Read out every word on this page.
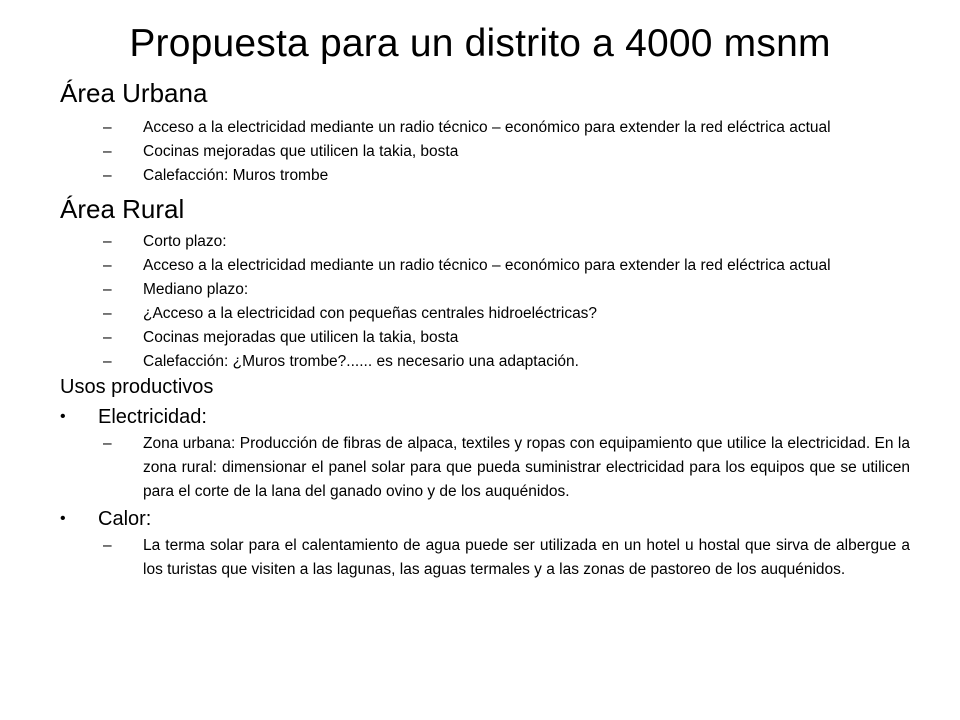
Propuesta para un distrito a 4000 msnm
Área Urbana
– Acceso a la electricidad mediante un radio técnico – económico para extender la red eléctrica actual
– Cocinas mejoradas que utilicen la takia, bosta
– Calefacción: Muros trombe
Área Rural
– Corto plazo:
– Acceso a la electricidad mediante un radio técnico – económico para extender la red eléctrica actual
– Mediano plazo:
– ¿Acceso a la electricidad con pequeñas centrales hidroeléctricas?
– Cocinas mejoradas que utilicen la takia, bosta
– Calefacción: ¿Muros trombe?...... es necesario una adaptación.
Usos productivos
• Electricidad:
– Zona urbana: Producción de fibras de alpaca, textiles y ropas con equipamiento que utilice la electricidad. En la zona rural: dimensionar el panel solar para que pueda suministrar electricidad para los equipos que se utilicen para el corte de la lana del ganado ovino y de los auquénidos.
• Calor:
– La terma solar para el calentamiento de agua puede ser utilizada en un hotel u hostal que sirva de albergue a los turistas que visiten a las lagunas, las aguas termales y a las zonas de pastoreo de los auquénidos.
++++++++++++++++++++
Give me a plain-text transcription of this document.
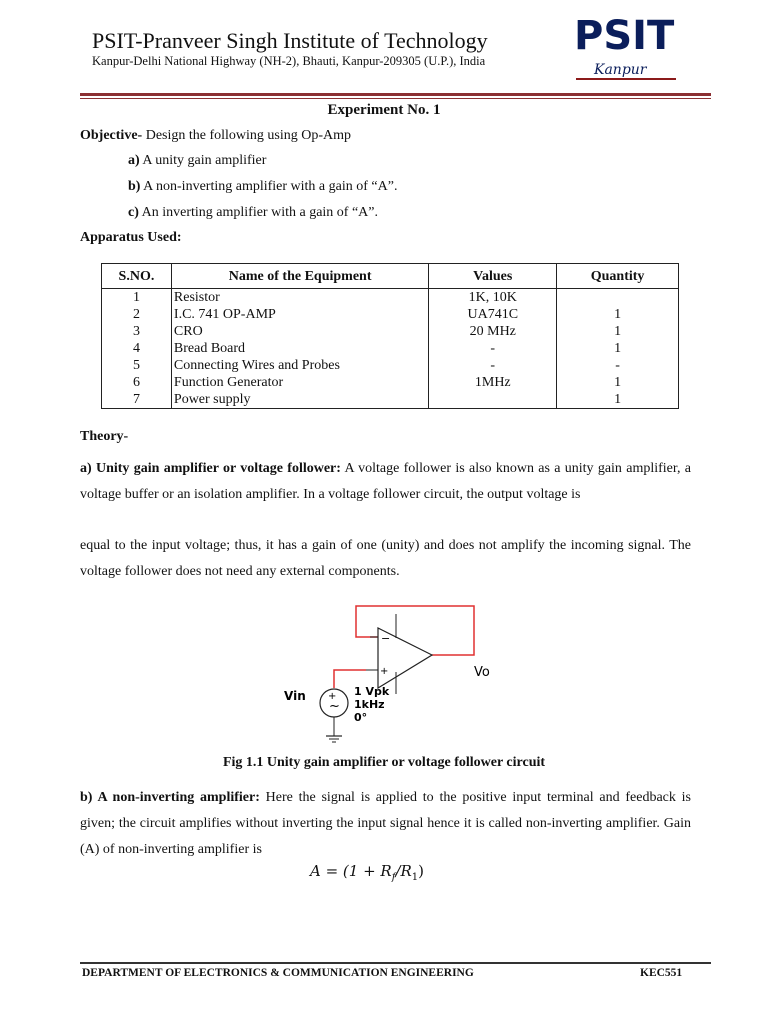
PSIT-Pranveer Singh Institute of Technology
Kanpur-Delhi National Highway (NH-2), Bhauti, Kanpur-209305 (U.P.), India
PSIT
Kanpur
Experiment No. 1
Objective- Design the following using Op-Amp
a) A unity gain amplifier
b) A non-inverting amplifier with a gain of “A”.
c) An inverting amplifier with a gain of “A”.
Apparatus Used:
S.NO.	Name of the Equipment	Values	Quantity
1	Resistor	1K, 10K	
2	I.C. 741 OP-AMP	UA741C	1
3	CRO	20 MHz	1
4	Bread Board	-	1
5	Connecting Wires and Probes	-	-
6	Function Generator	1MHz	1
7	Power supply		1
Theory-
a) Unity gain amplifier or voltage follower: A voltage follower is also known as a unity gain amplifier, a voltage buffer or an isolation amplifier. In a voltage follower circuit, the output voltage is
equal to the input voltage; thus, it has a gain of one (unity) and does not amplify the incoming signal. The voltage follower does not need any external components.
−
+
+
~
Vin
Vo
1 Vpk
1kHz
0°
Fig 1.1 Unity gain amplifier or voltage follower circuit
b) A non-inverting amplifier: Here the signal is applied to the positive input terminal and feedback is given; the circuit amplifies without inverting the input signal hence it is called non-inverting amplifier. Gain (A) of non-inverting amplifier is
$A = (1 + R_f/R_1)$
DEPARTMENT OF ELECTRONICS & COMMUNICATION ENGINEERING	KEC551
++++++++++++++++++++
*Task to complete*: Go through the listing above and return every line where the word "Calefacción" occurs.

*Output for this exercise*:
– Calefacción: Muros trombe
– Calefacción: ¿Muros trombe?...... es necesario una adaptación.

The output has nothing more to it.